Recorded data

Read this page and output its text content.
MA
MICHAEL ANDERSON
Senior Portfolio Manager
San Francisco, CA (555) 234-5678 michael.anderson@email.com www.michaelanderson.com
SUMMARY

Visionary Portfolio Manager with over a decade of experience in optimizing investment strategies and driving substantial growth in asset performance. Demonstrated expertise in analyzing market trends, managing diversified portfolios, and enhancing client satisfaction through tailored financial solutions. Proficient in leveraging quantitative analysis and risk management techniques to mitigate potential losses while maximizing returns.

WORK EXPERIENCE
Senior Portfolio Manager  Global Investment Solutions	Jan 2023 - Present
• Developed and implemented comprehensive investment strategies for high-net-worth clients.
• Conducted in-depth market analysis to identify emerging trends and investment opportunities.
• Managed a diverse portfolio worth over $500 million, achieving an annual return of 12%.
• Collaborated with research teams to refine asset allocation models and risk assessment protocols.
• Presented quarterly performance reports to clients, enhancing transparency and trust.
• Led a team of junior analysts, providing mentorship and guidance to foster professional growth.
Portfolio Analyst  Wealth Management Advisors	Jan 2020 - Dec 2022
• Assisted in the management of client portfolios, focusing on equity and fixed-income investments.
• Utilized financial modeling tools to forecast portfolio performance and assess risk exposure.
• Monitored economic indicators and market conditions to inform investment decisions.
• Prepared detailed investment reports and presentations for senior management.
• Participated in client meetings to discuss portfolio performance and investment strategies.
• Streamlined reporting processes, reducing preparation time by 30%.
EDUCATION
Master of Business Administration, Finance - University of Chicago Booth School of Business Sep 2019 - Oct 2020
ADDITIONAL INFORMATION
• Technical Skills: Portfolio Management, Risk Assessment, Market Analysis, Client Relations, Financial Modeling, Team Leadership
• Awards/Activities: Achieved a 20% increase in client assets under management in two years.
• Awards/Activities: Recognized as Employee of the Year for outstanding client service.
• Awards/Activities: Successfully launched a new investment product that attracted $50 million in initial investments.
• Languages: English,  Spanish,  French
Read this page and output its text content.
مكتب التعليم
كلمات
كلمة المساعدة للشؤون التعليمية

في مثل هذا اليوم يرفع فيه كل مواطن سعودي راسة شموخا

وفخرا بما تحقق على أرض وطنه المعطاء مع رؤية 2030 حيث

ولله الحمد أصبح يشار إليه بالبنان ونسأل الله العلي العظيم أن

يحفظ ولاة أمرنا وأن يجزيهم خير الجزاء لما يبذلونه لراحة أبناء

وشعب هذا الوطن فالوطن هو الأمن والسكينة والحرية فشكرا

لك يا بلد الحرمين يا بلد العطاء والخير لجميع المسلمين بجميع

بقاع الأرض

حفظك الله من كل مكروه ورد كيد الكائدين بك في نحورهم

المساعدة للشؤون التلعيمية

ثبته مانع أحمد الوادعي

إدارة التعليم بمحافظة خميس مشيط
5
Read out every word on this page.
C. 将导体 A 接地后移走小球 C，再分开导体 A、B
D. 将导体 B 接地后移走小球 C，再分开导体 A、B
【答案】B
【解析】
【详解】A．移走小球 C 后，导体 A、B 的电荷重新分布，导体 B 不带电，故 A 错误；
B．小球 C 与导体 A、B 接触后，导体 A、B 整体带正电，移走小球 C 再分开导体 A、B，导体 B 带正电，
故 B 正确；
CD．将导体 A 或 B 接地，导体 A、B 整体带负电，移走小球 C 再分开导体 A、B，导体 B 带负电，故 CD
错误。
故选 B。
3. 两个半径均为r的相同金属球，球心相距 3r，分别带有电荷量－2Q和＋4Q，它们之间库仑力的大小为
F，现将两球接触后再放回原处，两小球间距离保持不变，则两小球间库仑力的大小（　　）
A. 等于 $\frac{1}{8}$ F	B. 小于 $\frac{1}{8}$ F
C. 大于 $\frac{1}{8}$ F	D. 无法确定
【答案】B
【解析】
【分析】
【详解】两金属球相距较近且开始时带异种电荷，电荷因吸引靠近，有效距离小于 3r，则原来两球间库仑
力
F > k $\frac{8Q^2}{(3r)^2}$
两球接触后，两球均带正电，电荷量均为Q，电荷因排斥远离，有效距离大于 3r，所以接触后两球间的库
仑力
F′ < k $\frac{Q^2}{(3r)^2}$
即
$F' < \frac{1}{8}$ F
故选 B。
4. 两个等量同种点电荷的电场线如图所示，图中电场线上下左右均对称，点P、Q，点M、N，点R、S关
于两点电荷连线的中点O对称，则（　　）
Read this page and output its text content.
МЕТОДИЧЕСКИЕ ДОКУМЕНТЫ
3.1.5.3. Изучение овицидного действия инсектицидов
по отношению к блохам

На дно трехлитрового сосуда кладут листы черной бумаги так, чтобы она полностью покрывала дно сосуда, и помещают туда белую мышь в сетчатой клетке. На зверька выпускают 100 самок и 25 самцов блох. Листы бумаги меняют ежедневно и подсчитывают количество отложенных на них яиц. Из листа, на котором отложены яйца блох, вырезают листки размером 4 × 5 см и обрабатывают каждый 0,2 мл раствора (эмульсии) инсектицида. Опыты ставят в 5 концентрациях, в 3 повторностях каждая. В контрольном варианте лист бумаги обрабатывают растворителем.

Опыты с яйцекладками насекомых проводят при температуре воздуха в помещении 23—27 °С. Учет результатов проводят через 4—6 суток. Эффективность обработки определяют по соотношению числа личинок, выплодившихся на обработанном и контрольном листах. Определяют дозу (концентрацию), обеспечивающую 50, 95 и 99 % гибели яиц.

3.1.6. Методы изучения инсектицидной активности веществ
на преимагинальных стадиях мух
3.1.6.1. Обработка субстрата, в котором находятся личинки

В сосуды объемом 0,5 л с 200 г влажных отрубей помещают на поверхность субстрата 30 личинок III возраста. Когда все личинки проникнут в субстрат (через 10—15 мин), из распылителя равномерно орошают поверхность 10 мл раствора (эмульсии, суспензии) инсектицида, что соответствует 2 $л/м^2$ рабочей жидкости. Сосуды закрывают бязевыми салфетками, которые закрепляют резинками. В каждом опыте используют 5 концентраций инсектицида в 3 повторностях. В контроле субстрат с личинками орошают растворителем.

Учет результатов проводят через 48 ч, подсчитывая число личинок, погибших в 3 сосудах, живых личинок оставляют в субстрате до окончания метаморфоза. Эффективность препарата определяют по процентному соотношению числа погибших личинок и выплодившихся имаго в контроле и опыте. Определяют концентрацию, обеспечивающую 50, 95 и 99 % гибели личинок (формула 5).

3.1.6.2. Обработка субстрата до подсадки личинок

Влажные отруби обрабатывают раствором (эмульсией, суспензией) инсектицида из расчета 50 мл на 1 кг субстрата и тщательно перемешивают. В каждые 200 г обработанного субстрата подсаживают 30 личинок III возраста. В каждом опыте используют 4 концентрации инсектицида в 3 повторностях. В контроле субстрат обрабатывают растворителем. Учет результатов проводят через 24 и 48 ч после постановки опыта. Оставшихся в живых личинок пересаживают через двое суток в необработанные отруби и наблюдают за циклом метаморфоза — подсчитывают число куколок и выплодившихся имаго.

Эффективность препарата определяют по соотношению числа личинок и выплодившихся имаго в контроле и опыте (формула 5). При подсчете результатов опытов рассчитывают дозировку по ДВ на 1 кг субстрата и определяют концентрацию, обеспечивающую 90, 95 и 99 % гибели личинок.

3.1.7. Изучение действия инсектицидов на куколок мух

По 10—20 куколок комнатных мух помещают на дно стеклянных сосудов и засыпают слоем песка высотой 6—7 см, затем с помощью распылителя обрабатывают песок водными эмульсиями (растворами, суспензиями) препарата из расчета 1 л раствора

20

● **Instructions to follow**
Count how many lines above include the word "investments" and answer with that figure only.

● **The output**
2